_The exercise:_ Using the records that follow, copy every line containing the word "JSON".

## begin

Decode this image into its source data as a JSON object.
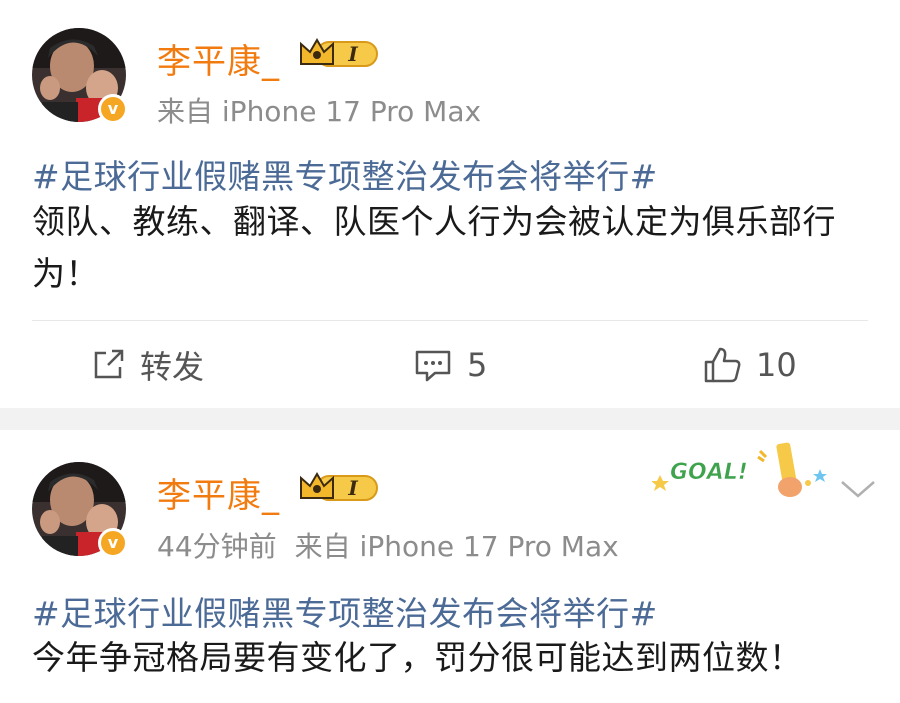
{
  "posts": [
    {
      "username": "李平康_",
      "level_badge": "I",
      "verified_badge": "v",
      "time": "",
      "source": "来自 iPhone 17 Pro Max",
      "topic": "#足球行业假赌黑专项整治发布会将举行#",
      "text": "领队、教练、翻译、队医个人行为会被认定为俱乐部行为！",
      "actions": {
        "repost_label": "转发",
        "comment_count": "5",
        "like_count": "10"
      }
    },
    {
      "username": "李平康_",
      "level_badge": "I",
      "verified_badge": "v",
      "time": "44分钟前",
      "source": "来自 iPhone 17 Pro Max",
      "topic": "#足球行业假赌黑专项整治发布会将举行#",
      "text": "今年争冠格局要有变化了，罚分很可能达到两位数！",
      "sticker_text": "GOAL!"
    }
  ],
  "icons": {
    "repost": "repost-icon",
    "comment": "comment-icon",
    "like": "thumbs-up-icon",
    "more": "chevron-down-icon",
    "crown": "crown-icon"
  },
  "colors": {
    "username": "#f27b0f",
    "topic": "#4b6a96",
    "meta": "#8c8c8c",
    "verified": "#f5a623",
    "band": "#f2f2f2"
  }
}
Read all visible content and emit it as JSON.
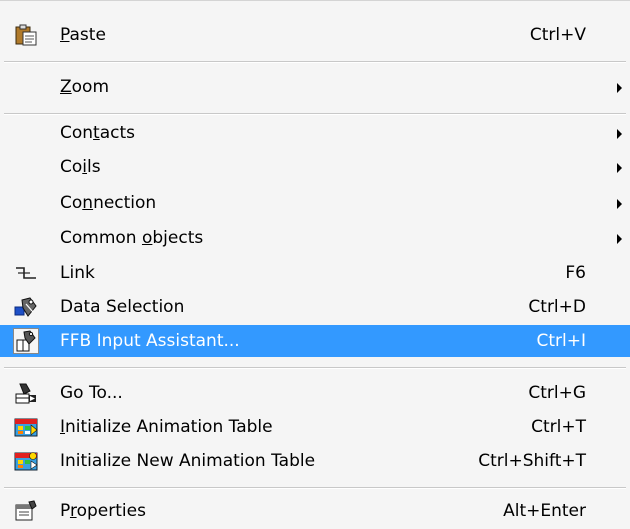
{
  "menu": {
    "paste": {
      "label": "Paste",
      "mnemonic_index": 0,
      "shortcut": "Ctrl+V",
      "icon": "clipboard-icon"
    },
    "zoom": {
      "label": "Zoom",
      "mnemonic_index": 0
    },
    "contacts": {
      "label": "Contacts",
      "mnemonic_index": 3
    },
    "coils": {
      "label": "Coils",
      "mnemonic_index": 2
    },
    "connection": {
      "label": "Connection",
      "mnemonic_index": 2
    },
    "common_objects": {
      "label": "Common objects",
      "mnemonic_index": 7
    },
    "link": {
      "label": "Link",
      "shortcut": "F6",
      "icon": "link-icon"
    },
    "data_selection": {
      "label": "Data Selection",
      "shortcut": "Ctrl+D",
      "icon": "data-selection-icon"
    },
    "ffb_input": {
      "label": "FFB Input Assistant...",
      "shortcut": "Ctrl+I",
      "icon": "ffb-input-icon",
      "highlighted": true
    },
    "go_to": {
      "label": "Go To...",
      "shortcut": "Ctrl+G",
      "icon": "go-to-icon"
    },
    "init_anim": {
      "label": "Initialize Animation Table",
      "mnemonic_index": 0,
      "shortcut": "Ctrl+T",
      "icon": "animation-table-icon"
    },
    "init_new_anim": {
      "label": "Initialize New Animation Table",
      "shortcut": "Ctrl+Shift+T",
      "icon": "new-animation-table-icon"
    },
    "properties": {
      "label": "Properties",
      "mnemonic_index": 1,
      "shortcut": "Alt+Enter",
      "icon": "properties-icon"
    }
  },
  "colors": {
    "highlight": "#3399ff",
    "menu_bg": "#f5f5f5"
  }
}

## end
## begin

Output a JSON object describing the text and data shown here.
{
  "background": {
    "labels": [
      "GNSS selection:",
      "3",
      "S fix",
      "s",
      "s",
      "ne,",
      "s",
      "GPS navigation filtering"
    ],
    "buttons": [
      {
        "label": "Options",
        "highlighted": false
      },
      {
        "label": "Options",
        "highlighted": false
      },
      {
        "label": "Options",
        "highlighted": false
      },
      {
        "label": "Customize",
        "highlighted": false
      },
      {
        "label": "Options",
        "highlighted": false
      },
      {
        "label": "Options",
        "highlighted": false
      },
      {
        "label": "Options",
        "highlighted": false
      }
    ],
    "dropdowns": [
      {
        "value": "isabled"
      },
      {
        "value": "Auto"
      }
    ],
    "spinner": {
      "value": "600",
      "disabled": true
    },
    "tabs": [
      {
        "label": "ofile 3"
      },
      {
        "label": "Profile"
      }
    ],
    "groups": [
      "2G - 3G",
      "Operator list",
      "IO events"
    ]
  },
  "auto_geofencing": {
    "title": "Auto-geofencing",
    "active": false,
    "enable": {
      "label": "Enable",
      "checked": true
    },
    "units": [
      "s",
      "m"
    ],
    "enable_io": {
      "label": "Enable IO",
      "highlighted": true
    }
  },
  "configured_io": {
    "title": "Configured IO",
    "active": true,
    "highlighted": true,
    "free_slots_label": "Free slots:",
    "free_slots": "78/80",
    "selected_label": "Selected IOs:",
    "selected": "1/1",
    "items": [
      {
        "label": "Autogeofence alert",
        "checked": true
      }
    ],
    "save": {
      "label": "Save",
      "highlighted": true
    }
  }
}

## end

_Response to this exercise:_
Decode this image into its source data as a JSON object.
Read all visible content and emit it as JSON.
Output a JSON object describing the text and data shown here.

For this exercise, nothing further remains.